Hydraulic Fracturing & Drinking Water

Hydraulic Fracturing & Drinking Water

EPA Science Advisory Board Report: under SOME circumstances, hydraulic fracturing activities can impact drinking water resources. However, data gaps & uncertainties limit EPA’s ability to fully assess the potential impacts on drinking water resources locally and nationally.

U.S. Environmental Protection Agency (99): report advances scientific understanding of hydraulic fracturing’s impact on drinking water resources; seeks to inform decisions by federal, state, tribal, and local officials; industry; seeks to help communities protect drinking water resources now and in the future.

EPA Report (99): Data gaps and uncertainties limited EPA’s ability to fully assess the potential impacts on drinking water resources locally and nationally. Because of these data gaps and uncertainties, it was not possible to fully characterize the severity of impacts, nor was it possible to calculate or estimate the national frequency of impacts on drinking water resources from activities in the hydraulic fracturing water cycle.

EPA Scientific Evidence (99): hydraulic fracturing activities can impact drinking water resources under some circumstances. The report identifies certain conditions under which impacts from hydraulic fracturing activities can be more frequent or severe:

  • Water withdrawals for hydraulic fracturing in times or areas of low water availability, particularly in areas with limited or declining groundwater resources;
  • Spills during the handling of hydraulic fracturing fluids and chemicals or produced water that result in large volumes or high concentrations of chemicals reaching groundwater resources;
  • Injection of hydraulic fracturing fluids into wells with inadequate mechanical integrity, allowing gases or liquids to move to groundwater resources;
  • Injection of hydraulic fracturing fluids directly into groundwater resources;
  • Discharge of inadequately treated hydraulic fracturing wastewater to surface water; and
  • Disposal or storage of hydraulic fracturing wastewater in unlined pits resulting in contamination of groundwater resources.

-------

| WHAT IS ASKED |
A – List every condition that the hydraulic fracturing text says can make impacts on drinking water resources more frequent or severe.
B – Update the hydraulic fracturing text by rewriting it starting with "EPA Report (99): Data" and going on through "fracturing water cycle.", with "severity" changed to "extent".

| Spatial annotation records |
-------

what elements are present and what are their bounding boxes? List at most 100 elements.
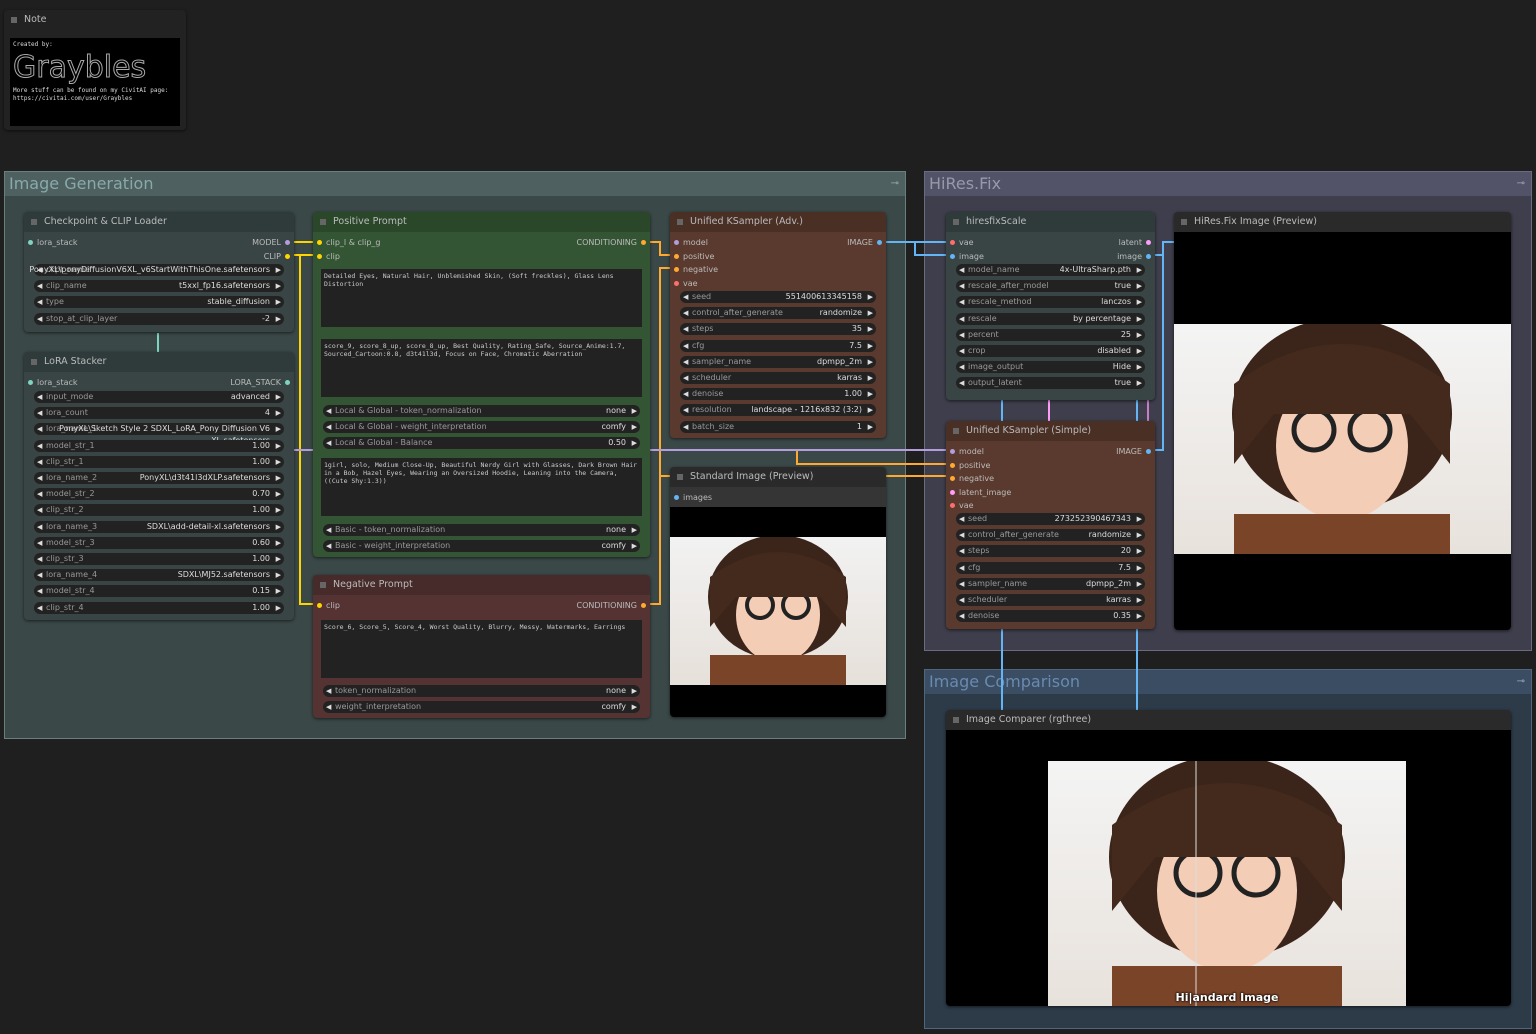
arrow-left-icon[interactable]: ◀ bbox=[959, 594, 964, 606]
checkpoint-clip-loader-node[interactable]: Checkpoint & CLIP Loader lora_stack MODEL… bbox=[24, 212, 294, 332]
arrow-right-icon[interactable]: ▶ bbox=[1137, 578, 1142, 590]
widget-ckpt-name[interactable]: ◀ ckpt_name PonyXL\ponyDiffusionV6XL_v6Sta… bbox=[29, 264, 284, 276]
negative-text[interactable]: Score_6, Score_5, Score_4, Worst Quality… bbox=[321, 620, 642, 678]
widget-image-output[interactable]: ◀ image_output Hide ▶ bbox=[956, 361, 1145, 374]
arrow-left-icon[interactable]: ◀ bbox=[326, 540, 331, 552]
arrow-right-icon[interactable]: ▶ bbox=[1137, 529, 1142, 541]
arrow-left-icon[interactable]: ◀ bbox=[959, 377, 964, 389]
input-pin-model[interactable] bbox=[950, 449, 955, 454]
widget-steps[interactable]: ◀ steps 20 ▶ bbox=[956, 545, 1145, 558]
arrow-left-icon[interactable]: ◀ bbox=[37, 537, 42, 549]
widget-steps[interactable]: ◀ steps 35 ▶ bbox=[680, 323, 876, 336]
arrow-left-icon[interactable]: ◀ bbox=[683, 388, 688, 400]
collapse-icon[interactable] bbox=[31, 219, 37, 225]
arrow-left-icon[interactable]: ◀ bbox=[326, 685, 331, 697]
widget-batch-size[interactable]: ◀ batch_size 1 ▶ bbox=[680, 420, 876, 433]
widget-lora-name-3[interactable]: ◀ lora_name_3 SDXL\add-detail-xl.safetenso… bbox=[34, 520, 284, 533]
arrow-left-icon[interactable]: ◀ bbox=[959, 562, 964, 574]
arrow-left-icon[interactable]: ◀ bbox=[326, 405, 331, 417]
arrow-left-icon[interactable]: ◀ bbox=[683, 372, 688, 384]
arrow-right-icon[interactable]: ▶ bbox=[276, 472, 281, 484]
arrow-right-icon[interactable]: ▶ bbox=[632, 421, 637, 433]
arrow-left-icon[interactable]: ◀ bbox=[37, 521, 42, 533]
widget-type[interactable]: ◀ type stable_diffusion ▶ bbox=[34, 296, 284, 309]
collapse-icon[interactable] bbox=[953, 717, 959, 723]
widget-local-global-token-normalization[interactable]: ◀ Local & Global - token_normalization non… bbox=[323, 405, 640, 417]
widget-model-str-4[interactable]: ◀ model_str_4 0.15 ▶ bbox=[34, 585, 284, 598]
widget-seed[interactable]: ◀ seed 273252390467343 ▶ bbox=[956, 513, 1145, 525]
arrow-right-icon[interactable]: ▶ bbox=[632, 437, 637, 449]
collapse-icon[interactable] bbox=[31, 359, 37, 365]
arrow-left-icon[interactable]: ◀ bbox=[959, 313, 964, 325]
widget-crop[interactable]: ◀ crop disabled ▶ bbox=[956, 345, 1145, 357]
arrow-left-icon[interactable]: ◀ bbox=[959, 296, 964, 308]
widget-token-normalization[interactable]: ◀ token_normalization none ▶ bbox=[323, 685, 640, 697]
standard-image-preview-node[interactable]: Standard Image (Preview) images bbox=[670, 467, 886, 717]
widget-model-name[interactable]: ◀ model_name 4x-UltraSharp.pth ▶ bbox=[956, 264, 1145, 276]
input-pin-vae[interactable] bbox=[674, 280, 679, 286]
widget-input-mode[interactable]: ◀ input_mode advanced ▶ bbox=[34, 391, 284, 403]
arrow-left-icon[interactable]: ◀ bbox=[959, 329, 964, 341]
widget-stop-at-clip-layer[interactable]: ◀ stop_at_clip_layer -2 ▶ bbox=[34, 312, 284, 325]
arrow-right-icon[interactable]: ▶ bbox=[868, 372, 873, 384]
widget-local-global-weight-interpretation[interactable]: ◀ Local & Global - weight_interpretation c… bbox=[323, 421, 640, 434]
arrow-right-icon[interactable]: ▶ bbox=[276, 407, 281, 419]
arrow-left-icon[interactable]: ◀ bbox=[37, 602, 42, 614]
output-pin-image[interactable] bbox=[1146, 449, 1151, 454]
arrow-right-icon[interactable]: ▶ bbox=[276, 569, 281, 581]
arrow-right-icon[interactable]: ▶ bbox=[1137, 610, 1142, 622]
arrow-left-icon[interactable]: ◀ bbox=[959, 578, 964, 590]
widget-clip-str-2[interactable]: ◀ clip_str_2 1.00 ▶ bbox=[34, 504, 284, 517]
output-pin-image[interactable] bbox=[1146, 253, 1151, 259]
widget-scheduler[interactable]: ◀ scheduler karras ▶ bbox=[680, 372, 876, 384]
arrow-right-icon[interactable]: ▶ bbox=[276, 488, 281, 500]
widget-local-global-balance[interactable]: ◀ Local & Global - Balance 0.50 ▶ bbox=[323, 437, 640, 450]
arrow-left-icon[interactable]: ◀ bbox=[959, 345, 964, 357]
arrow-right-icon[interactable]: ▶ bbox=[1137, 280, 1142, 292]
widget-model-str-2[interactable]: ◀ model_str_2 0.70 ▶ bbox=[34, 488, 284, 501]
arrow-right-icon[interactable]: ▶ bbox=[276, 423, 281, 435]
input-pin-clip-lg[interactable] bbox=[317, 240, 322, 245]
output-pin-image[interactable] bbox=[877, 240, 882, 245]
arrow-right-icon[interactable]: ▶ bbox=[1137, 545, 1142, 557]
widget-rescale-after-model[interactable]: ◀ rescale_after_model true ▶ bbox=[956, 280, 1145, 293]
arrow-left-icon[interactable]: ◀ bbox=[37, 280, 42, 292]
input-pin-vae[interactable] bbox=[950, 503, 955, 508]
arrow-left-icon[interactable]: ◀ bbox=[683, 404, 688, 416]
hires-image-preview-node[interactable]: HiRes.Fix Image (Preview) images bbox=[1174, 212, 1511, 630]
arrow-right-icon[interactable]: ▶ bbox=[276, 456, 281, 468]
widget-clip-str-1[interactable]: ◀ clip_str_1 1.00 ▶ bbox=[34, 455, 284, 468]
widget-sampler-name[interactable]: ◀ sampler_name dpmpp_2m ▶ bbox=[680, 355, 876, 368]
collapse-icon[interactable] bbox=[1181, 219, 1187, 225]
widget-lora-count[interactable]: ◀ lora_count 4 ▶ bbox=[34, 407, 284, 420]
input-pin-images[interactable] bbox=[674, 495, 679, 500]
arrow-right-icon[interactable]: ▶ bbox=[276, 537, 281, 549]
arrow-right-icon[interactable]: ▶ bbox=[1137, 594, 1142, 606]
arrow-right-icon[interactable]: ▶ bbox=[276, 553, 281, 565]
output-pin-lora-stack[interactable] bbox=[285, 380, 290, 385]
generated-image[interactable] bbox=[670, 537, 886, 685]
input-pin-latent_image[interactable] bbox=[950, 489, 955, 495]
input-pin-clip[interactable] bbox=[317, 253, 322, 259]
widget-lora-name-4[interactable]: ◀ lora_name_4 SDXL\MJ52.safetensors ▶ bbox=[34, 569, 284, 582]
collapse-icon[interactable] bbox=[320, 219, 326, 225]
widget-control-after-generate[interactable]: ◀ control_after_generate randomize ▶ bbox=[680, 307, 876, 320]
arrow-right-icon[interactable]: ▶ bbox=[632, 540, 637, 552]
arrow-left-icon[interactable]: ◀ bbox=[37, 569, 42, 581]
arrow-left-icon[interactable]: ◀ bbox=[683, 356, 688, 368]
widget-denoise[interactable]: ◀ denoise 1.00 ▶ bbox=[680, 388, 876, 401]
arrow-right-icon[interactable]: ▶ bbox=[632, 701, 637, 713]
input-pin-vae[interactable] bbox=[950, 240, 955, 245]
input-pin-clip[interactable] bbox=[317, 603, 322, 608]
arrow-left-icon[interactable]: ◀ bbox=[37, 296, 42, 308]
arrow-right-icon[interactable]: ▶ bbox=[1137, 377, 1142, 389]
arrow-right-icon[interactable]: ▶ bbox=[868, 291, 873, 303]
arrow-right-icon[interactable]: ▶ bbox=[276, 264, 281, 276]
arrow-left-icon[interactable]: ◀ bbox=[959, 361, 964, 373]
input-pin-positive[interactable] bbox=[674, 253, 679, 259]
arrow-right-icon[interactable]: ▶ bbox=[276, 521, 281, 533]
widget-cfg[interactable]: ◀ cfg 7.5 ▶ bbox=[680, 339, 876, 352]
arrow-left-icon[interactable]: ◀ bbox=[683, 421, 688, 433]
arrow-left-icon[interactable]: ◀ bbox=[37, 440, 42, 452]
widget-weight-interpretation[interactable]: ◀ weight_interpretation comfy ▶ bbox=[323, 701, 640, 714]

-------

| SOLUTION SET |
A –
- Water withdrawals for hydraulic fracturing in times or areas of low water availability, particularly in areas with limited or declining groundwater resources
- Spills during the handling of hydraulic fracturing fluids and chemicals or produced water that result in large volumes or high concentrations of chemicals reaching groundwater resources
- Injection of hydraulic fracturing fluids into wells with inadequate mechanical integrity, allowing gases or liquids to move to groundwater resources
- Injection of hydraulic fracturing fluids directly into groundwater resources
- Discharge of inadequately treated hydraulic fracturing wastewater to surface water
- Disposal or storage of hydraulic fracturing wastewater in unlined pits resulting in contamination of groundwater resources

B –
EPA Report (99): Data gaps and uncertainties limited EPA’s ability to fully assess the potential impacts on drinking water resources locally and nationally. Because of these data gaps and uncertainties, it was not possible to fully characterize the extent of impacts, nor was it possible to calculate or estimate the national frequency of impacts on drinking water resources from activities in the hydraulic fracturing water cycle.